(Saved entries)
<<<<

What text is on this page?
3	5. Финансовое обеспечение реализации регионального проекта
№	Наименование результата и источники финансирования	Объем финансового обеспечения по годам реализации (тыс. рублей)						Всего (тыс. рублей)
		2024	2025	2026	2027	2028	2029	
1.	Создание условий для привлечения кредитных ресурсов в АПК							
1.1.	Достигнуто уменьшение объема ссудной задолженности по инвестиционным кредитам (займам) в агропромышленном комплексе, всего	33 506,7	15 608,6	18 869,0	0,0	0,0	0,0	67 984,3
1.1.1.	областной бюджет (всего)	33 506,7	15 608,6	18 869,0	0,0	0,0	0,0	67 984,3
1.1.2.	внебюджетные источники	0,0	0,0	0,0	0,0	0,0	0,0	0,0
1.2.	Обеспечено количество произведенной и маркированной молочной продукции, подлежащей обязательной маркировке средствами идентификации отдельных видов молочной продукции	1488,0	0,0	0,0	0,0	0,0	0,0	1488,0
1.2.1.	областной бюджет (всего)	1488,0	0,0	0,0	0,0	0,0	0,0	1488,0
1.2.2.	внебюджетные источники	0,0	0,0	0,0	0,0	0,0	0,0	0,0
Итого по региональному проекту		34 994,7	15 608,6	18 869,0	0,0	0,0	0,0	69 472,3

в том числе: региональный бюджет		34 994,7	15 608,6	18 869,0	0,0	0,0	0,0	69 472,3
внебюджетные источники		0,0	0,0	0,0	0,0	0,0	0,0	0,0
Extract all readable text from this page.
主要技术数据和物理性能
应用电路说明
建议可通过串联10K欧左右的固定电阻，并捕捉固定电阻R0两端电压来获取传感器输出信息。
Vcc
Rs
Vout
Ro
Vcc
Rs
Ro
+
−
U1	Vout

>>>>

• Directive:
Say how many lines of the data include the word "внебюджетные". Respond with the number alone.

• Task result:
3